[Dataset entries]
= = = = =
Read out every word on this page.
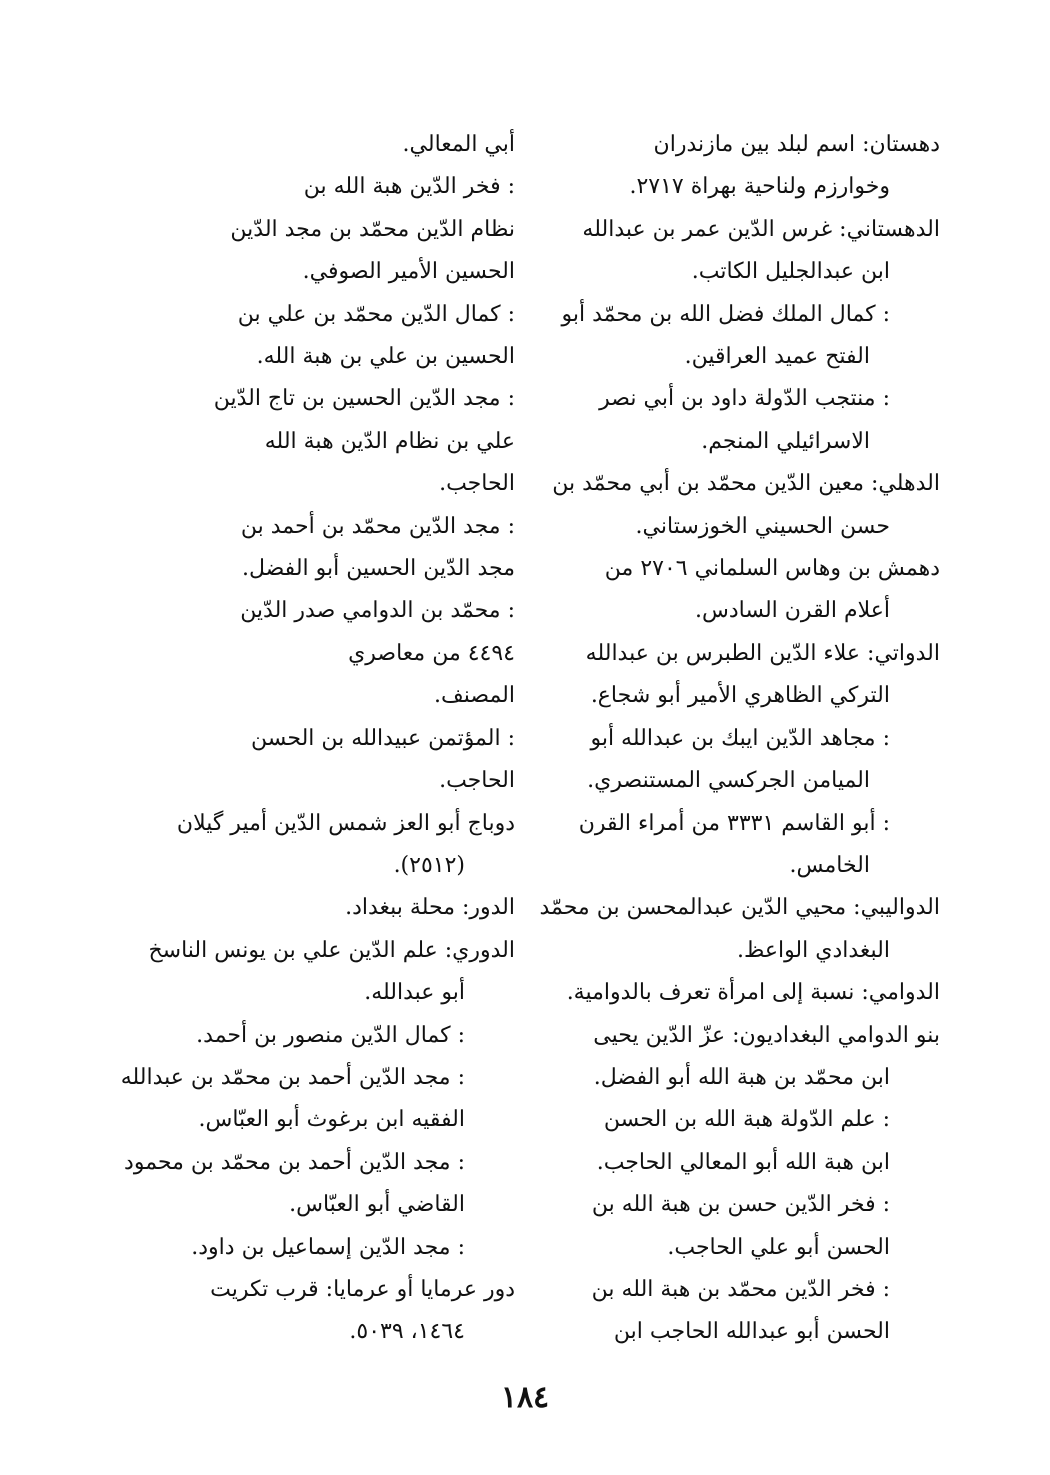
دهستان: اسم لبلد بين مازندران
وخوارزم ولناحية بهراة ٢٧١٧.
الدهستاني: غرس الدّين عمر بن عبدالله
ابن عبدالجليل الكاتب.
: كمال الملك فضل الله بن محمّد أبو
الفتح عميد العراقين.
: منتجب الدّولة داود بن أبي نصر
الاسرائيلي المنجم.
الدهلي: معين الدّين محمّد بن أبي محمّد بن
حسن الحسيني الخوزستاني.
دهمش بن وهاس السلماني ٢٧٠٦ من
أعلام القرن السادس.
الدواتي: علاء الدّين الطبرس بن عبدالله
التركي الظاهري الأمير أبو شجاع.
: مجاهد الدّين ايبك بن عبدالله أبو
الميامن الجركسي المستنصري.
: أبو القاسم ٣٣٣١ من أمراء القرن
الخامس.
الدواليبي: محيي الدّين عبدالمحسن بن محمّد
البغدادي الواعظ.
الدوامي: نسبة إلى امرأة تعرف بالدوامية.
بنو الدوامي البغداديون: عزّ الدّين يحيى
ابن محمّد بن هبة الله أبو الفضل.
: علم الدّولة هبة الله بن الحسن
ابن هبة الله أبو المعالي الحاجب.
: فخر الدّين حسن بن هبة الله بن
الحسن أبو علي الحاجب.
: فخر الدّين محمّد بن هبة الله بن
الحسن أبو عبدالله الحاجب ابن
أبي المعالي.
: فخر الدّين هبة الله بن
نظام الدّين محمّد بن مجد الدّين
الحسين الأمير الصوفي.
: كمال الدّين محمّد بن علي بن
الحسين بن علي بن هبة الله.
: مجد الدّين الحسين بن تاج الدّين
علي بن نظام الدّين هبة الله
الحاجب.
: مجد الدّين محمّد بن أحمد بن
مجد الدّين الحسين أبو الفضل.
: محمّد بن الدوامي صدر الدّين
٤٤٩٤ من معاصري
المصنف.
: المؤتمن عبيدالله بن الحسن
الحاجب.
دوباج أبو العز شمس الدّين أمير گيلان
(٢٥١٢).
الدور: محلة ببغداد.
الدوري: علم الدّين علي بن يونس الناسخ
أبو عبدالله.
: كمال الدّين منصور بن أحمد.
: مجد الدّين أحمد بن محمّد بن عبدالله
الفقيه ابن برغوث أبو العبّاس.
: مجد الدّين أحمد بن محمّد بن محمود
القاضي أبو العبّاس.
: مجد الدّين إسماعيل بن داود.
دور عرمايا أو عرمايا: قرب تكريت
١٤٦٤، ٥٠٣٩.
١٨٤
= = = = =
Problem requirements |
Among the lines of the data, identify those with the word "الأمير". Copy each of them.

Answer to this problem |
التركي الظاهري الأمير أبو شجاع.
الحسين الأمير الصوفي.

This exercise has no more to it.